Drop every picture and give the entries back exactly.

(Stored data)
★ ★ ★ ★
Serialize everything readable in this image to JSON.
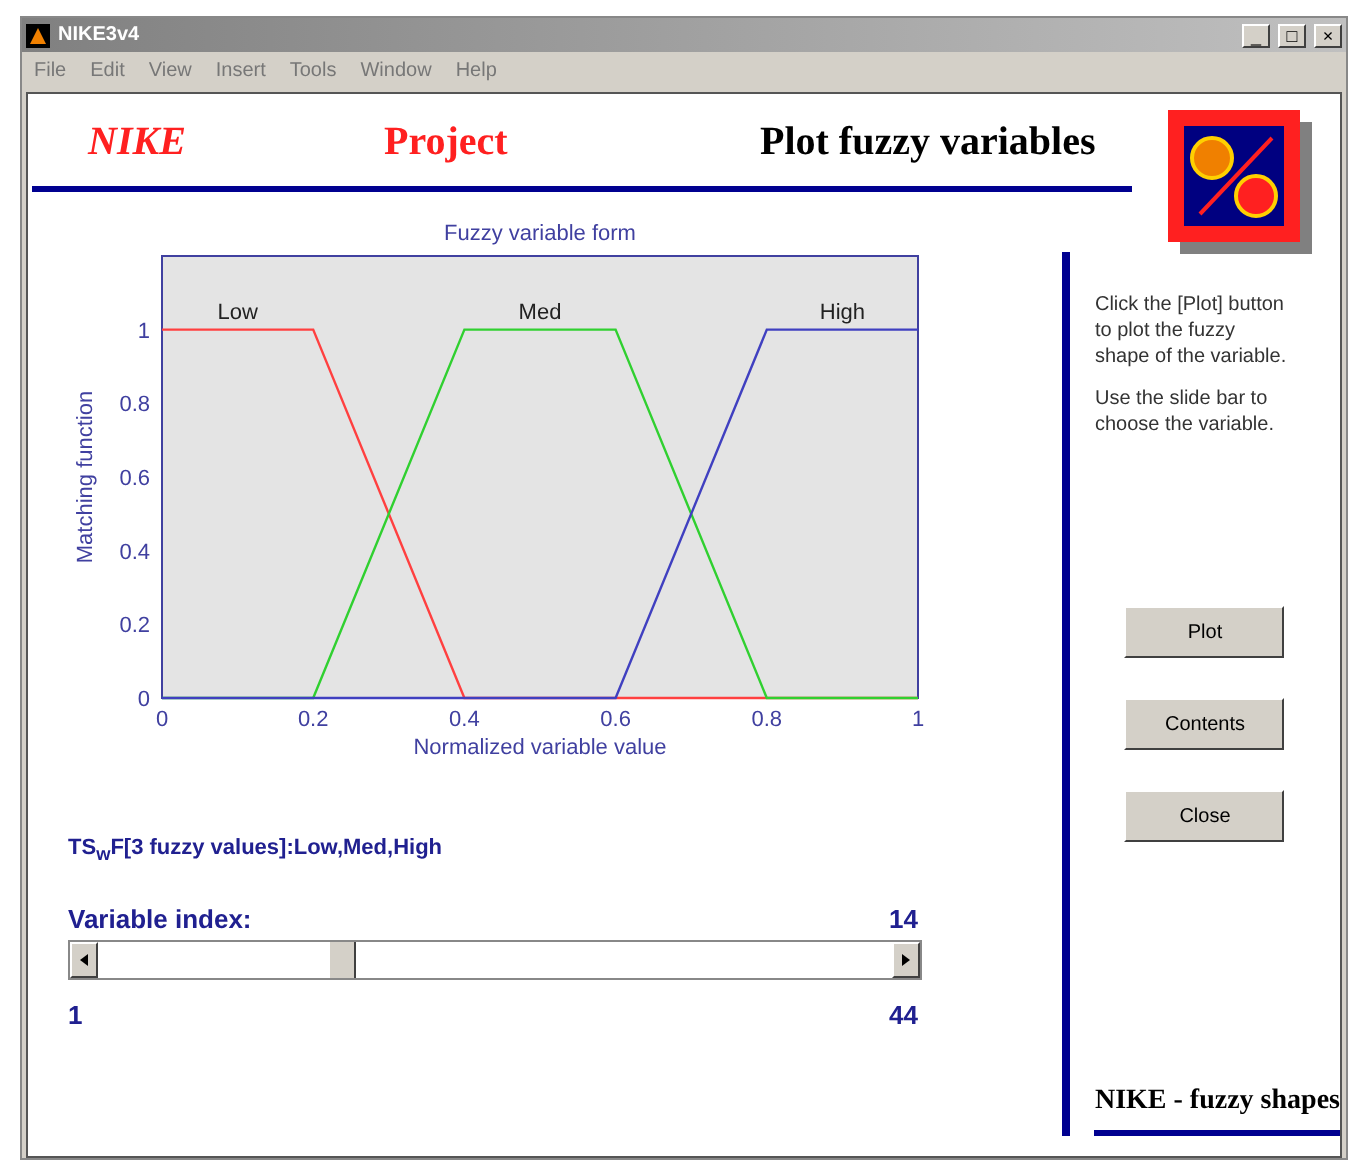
{
  "window": {
    "title": "NIKE3v4",
    "controls": [
      "_",
      "□",
      "×"
    ]
  },
  "menu": [
    "File",
    "Edit",
    "View",
    "Insert",
    "Tools",
    "Window",
    "Help"
  ],
  "header": {
    "brand": "NIKE",
    "project": "Project",
    "title": "Plot fuzzy variables"
  },
  "plot": {
    "chart_data": {
      "type": "line",
      "title": "Fuzzy variable form",
      "xlabel": "Normalized variable value",
      "ylabel": "Matching function",
      "x": [
        0,
        0.2,
        0.4,
        0.6,
        0.8,
        1
      ],
      "series": [
        {
          "name": "Low",
          "color": "#ff4040",
          "values": [
            1,
            1,
            0,
            0,
            0,
            0
          ]
        },
        {
          "name": "Med",
          "color": "#30d030",
          "values": [
            0,
            0,
            1,
            1,
            0,
            0
          ]
        },
        {
          "name": "High",
          "color": "#4040c0",
          "values": [
            0,
            0,
            0,
            0,
            1,
            1
          ]
        }
      ],
      "xlim": [
        0,
        1
      ],
      "ylim": [
        0,
        1.2
      ],
      "xticks": [
        0,
        0.2,
        0.4,
        0.6,
        0.8,
        1
      ],
      "yticks": [
        0,
        0.2,
        0.4,
        0.6,
        0.8,
        1
      ]
    }
  },
  "variable_info": "TS$_{w}$F[3 fuzzy values]:Low,Med,High",
  "slider": {
    "label": "Variable index:",
    "value": "14",
    "level": 0.3,
    "min": "1",
    "max": "44"
  },
  "help": [
    "Click the [Plot] button to plot the fuzzy shape of the variable.",
    "Use the slide bar to choose the variable."
  ],
  "buttons": [
    "Plot",
    "Contents",
    "Close"
  ],
  "footer": "NIKE - fuzzy shapes"
}
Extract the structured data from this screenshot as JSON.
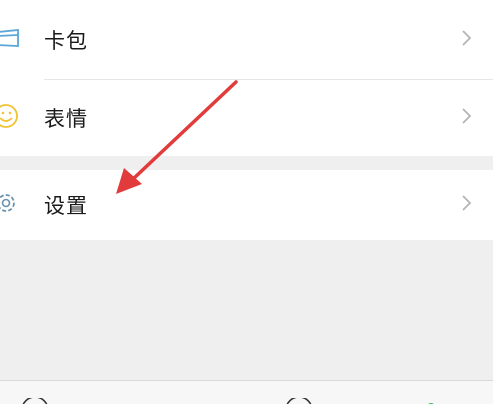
{
  "menu": {
    "wallet": {
      "label": "卡包",
      "icon": "card-wallet-icon"
    },
    "sticker": {
      "label": "表情",
      "icon": "smiley-icon"
    },
    "settings": {
      "label": "设置",
      "icon": "gear-icon"
    }
  },
  "tab_bar": {
    "icons": [
      "chat-icon",
      "contacts-icon",
      "discover-icon",
      "me-icon"
    ],
    "active_dot_color": "#2bc45a"
  },
  "annotation": {
    "icon": "red-arrow-pointer",
    "color": "#e23b3b"
  },
  "colors": {
    "wallet_icon": "#5aa7d8",
    "smiley_icon": "#f0c330",
    "gear_icon": "#6a93b0",
    "chevron": "#b5b5b5"
  }
}
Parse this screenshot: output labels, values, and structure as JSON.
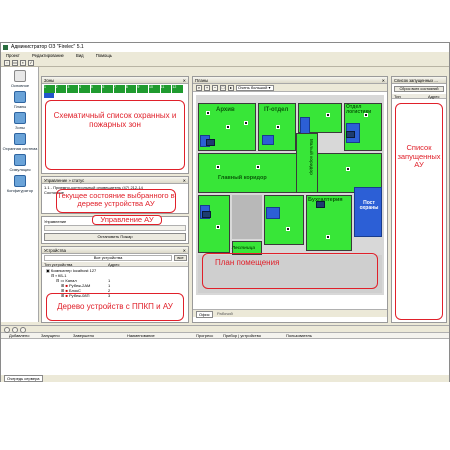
{
  "window": {
    "title": "Администратор ОЗ \"Firelec\" 5.1"
  },
  "menu": [
    "Проект",
    "Редактирование",
    "Вид",
    "Помощь"
  ],
  "sidebar": {
    "items": [
      {
        "label": "Основное",
        "icon": "home-icon"
      },
      {
        "label": "Планы",
        "icon": "plans-icon"
      },
      {
        "label": "Зоны",
        "icon": "zones-icon"
      },
      {
        "label": "Охранная система",
        "icon": "security-icon"
      },
      {
        "label": "Симуляция",
        "icon": "simulation-icon"
      },
      {
        "label": "Конфигуратор",
        "icon": "configurator-icon"
      }
    ]
  },
  "zones_panel": {
    "title": "Зоны",
    "numbers": [
      "1",
      "2",
      "3",
      "4",
      "5",
      "6",
      "7",
      "8",
      "9",
      "10",
      "11",
      "12"
    ],
    "annotation": "Схематичный список охранных и пожарных зон"
  },
  "state_panel": {
    "title": "Управление » статус",
    "line1": "1.1 - Приемно-контрольный оповещатель (47) 212-14",
    "line2": "Состояние",
    "annotation": "Текущее состояние выбранного в дереве устройства АУ"
  },
  "control_panel": {
    "title": "Управление",
    "button": "Остановить Пожар",
    "annotation": "Управление АУ"
  },
  "devices_panel": {
    "title": "Устройства",
    "filter": "Все устройства",
    "filter_btn": "все",
    "columns": {
      "type": "Тип устройства",
      "address": "Адрес"
    },
    "rows": [
      {
        "name": "Компьютер localhost 127",
        "address": ""
      },
      {
        "name": "КБ-1",
        "address": ""
      },
      {
        "name": "Канал",
        "address": "1"
      },
      {
        "name": "Рубеж-2АМ",
        "address": "1"
      },
      {
        "name": "БлокС",
        "address": "2"
      },
      {
        "name": "Рубеж-08П",
        "address": "3"
      }
    ],
    "annotation": "Дерево устройств с ППКП и АУ"
  },
  "plan_panel": {
    "title": "Планы",
    "zoom_label": "Очень большой",
    "tab1": "Офис",
    "tab2": "Рабочий",
    "rooms": {
      "archive": "Архив",
      "it": "IT-отдел",
      "logistics": "Отдел логистики",
      "main_corridor": "Главный коридор",
      "small_corridor": "Малый коридор",
      "accounting": "Бухгалтерия",
      "guard_post": "Пост охраны",
      "stairs": "Лестница"
    },
    "annotation": "План помещения"
  },
  "running_panel": {
    "title": "Список запущенных ...",
    "button": "Сброс всех состояний",
    "col_type": "Тип",
    "col_addr": "Адрес",
    "annotation": "Список запущенных АУ"
  },
  "log_panel": {
    "columns": [
      "Добавлено",
      "Запущено",
      "Завершено",
      "Наименование",
      "Прогресс",
      "Прибор | устройство",
      "Пользователь"
    ]
  },
  "status": {
    "text": "Очередь сервера"
  },
  "colors": {
    "plan_green": "#2cdc2c",
    "annotation_red": "#e0202a",
    "room_blue": "#2c5fd6"
  }
}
★ ★ ★ ★
Worked solution
Serialize everything readable in this image to JSON.
{
  "window": {
    "title": "NIKE3v4",
    "controls": [
      "_",
      "□",
      "×"
    ]
  },
  "menu": [
    "File",
    "Edit",
    "View",
    "Insert",
    "Tools",
    "Window",
    "Help"
  ],
  "header": {
    "brand": "NIKE",
    "project": "Project",
    "title": "Plot fuzzy variables"
  },
  "plot": {
    "chart_data": {
      "type": "line",
      "title": "Fuzzy variable form",
      "xlabel": "Normalized variable value",
      "ylabel": "Matching function",
      "x": [
        0,
        0.2,
        0.4,
        0.6,
        0.8,
        1
      ],
      "series": [
        {
          "name": "Low",
          "color": "#ff4040",
          "values": [
            1,
            1,
            0,
            0,
            0,
            0
          ]
        },
        {
          "name": "Med",
          "color": "#30d030",
          "values": [
            0,
            0,
            1,
            1,
            0,
            0
          ]
        },
        {
          "name": "High",
          "color": "#4040c0",
          "values": [
            0,
            0,
            0,
            0,
            1,
            1
          ]
        }
      ],
      "xlim": [
        0,
        1
      ],
      "ylim": [
        0,
        1.2
      ],
      "xticks": [
        0,
        0.2,
        0.4,
        0.6,
        0.8,
        1
      ],
      "yticks": [
        0,
        0.2,
        0.4,
        0.6,
        0.8,
        1
      ]
    }
  },
  "variable_info": "TS$_{w}$F[3 fuzzy values]:Low,Med,High",
  "slider": {
    "label": "Variable index:",
    "value": "14",
    "level": 0.3,
    "min": "1",
    "max": "44"
  },
  "help": [
    "Click the [Plot] button to plot the fuzzy shape of the variable.",
    "Use the slide bar to choose the variable."
  ],
  "buttons": [
    "Plot",
    "Contents",
    "Close"
  ],
  "footer": "NIKE - fuzzy shapes"
}
Extract the structured data from this screenshot as JSON.
{
  "menu": {
    "wallet": {
      "label": "卡包",
      "icon": "card-wallet-icon"
    },
    "sticker": {
      "label": "表情",
      "icon": "smiley-icon"
    },
    "settings": {
      "label": "设置",
      "icon": "gear-icon"
    }
  },
  "tab_bar": {
    "icons": [
      "chat-icon",
      "contacts-icon",
      "discover-icon",
      "me-icon"
    ],
    "active_dot_color": "#2bc45a"
  },
  "annotation": {
    "icon": "red-arrow-pointer",
    "color": "#e23b3b"
  },
  "colors": {
    "wallet_icon": "#5aa7d8",
    "smiley_icon": "#f0c330",
    "gear_icon": "#6a93b0",
    "chevron": "#b5b5b5"
  }
}
Parse this screenshot: output labels, values, and structure as JSON.
{
  "window": {
    "title": "Администратор ОЗ \"Firelec\" 5.1"
  },
  "menu": [
    "Проект",
    "Редактирование",
    "Вид",
    "Помощь"
  ],
  "sidebar": {
    "items": [
      {
        "label": "Основное",
        "icon": "home-icon"
      },
      {
        "label": "Планы",
        "icon": "plans-icon"
      },
      {
        "label": "Зоны",
        "icon": "zones-icon"
      },
      {
        "label": "Охранная система",
        "icon": "security-icon"
      },
      {
        "label": "Симуляция",
        "icon": "simulation-icon"
      },
      {
        "label": "Конфигуратор",
        "icon": "configurator-icon"
      }
    ]
  },
  "zones_panel": {
    "title": "Зоны",
    "numbers": [
      "1",
      "2",
      "3",
      "4",
      "5",
      "6",
      "7",
      "8",
      "9",
      "10",
      "11",
      "12"
    ],
    "annotation": "Схематичный список охранных и пожарных зон"
  },
  "state_panel": {
    "title": "Управление » статус",
    "line1": "1.1 - Приемно-контрольный оповещатель (47) 212-14",
    "line2": "Состояние",
    "annotation": "Текущее состояние выбранного в дереве устройства АУ"
  },
  "control_panel": {
    "title": "Управление",
    "button": "Остановить Пожар",
    "annotation": "Управление АУ"
  },
  "devices_panel": {
    "title": "Устройства",
    "filter": "Все устройства",
    "filter_btn": "все",
    "columns": {
      "type": "Тип устройства",
      "address": "Адрес"
    },
    "rows": [
      {
        "name": "Компьютер localhost 127",
        "address": ""
      },
      {
        "name": "КБ-1",
        "address": ""
      },
      {
        "name": "Канал",
        "address": "1"
      },
      {
        "name": "Рубеж-2АМ",
        "address": "1"
      },
      {
        "name": "БлокС",
        "address": "2"
      },
      {
        "name": "Рубеж-08П",
        "address": "3"
      }
    ],
    "annotation": "Дерево устройств с ППКП и АУ"
  },
  "plan_panel": {
    "title": "Планы",
    "zoom_label": "Очень большой",
    "tab1": "Офис",
    "tab2": "Рабочий",
    "rooms": {
      "archive": "Архив",
      "it": "IT-отдел",
      "logistics": "Отдел логистики",
      "main_corridor": "Главный коридор",
      "small_corridor": "Малый коридор",
      "accounting": "Бухгалтерия",
      "guard_post": "Пост охраны",
      "stairs": "Лестница"
    },
    "annotation": "План помещения"
  },
  "running_panel": {
    "title": "Список запущенных ...",
    "button": "Сброс всех состояний",
    "col_type": "Тип",
    "col_addr": "Адрес",
    "annotation": "Список запущенных АУ"
  },
  "log_panel": {
    "columns": [
      "Добавлено",
      "Запущено",
      "Завершено",
      "Наименование",
      "Прогресс",
      "Прибор | устройство",
      "Пользователь"
    ]
  },
  "status": {
    "text": "Очередь сервера"
  },
  "colors": {
    "plan_green": "#2cdc2c",
    "annotation_red": "#e0202a",
    "room_blue": "#2c5fd6"
  }
}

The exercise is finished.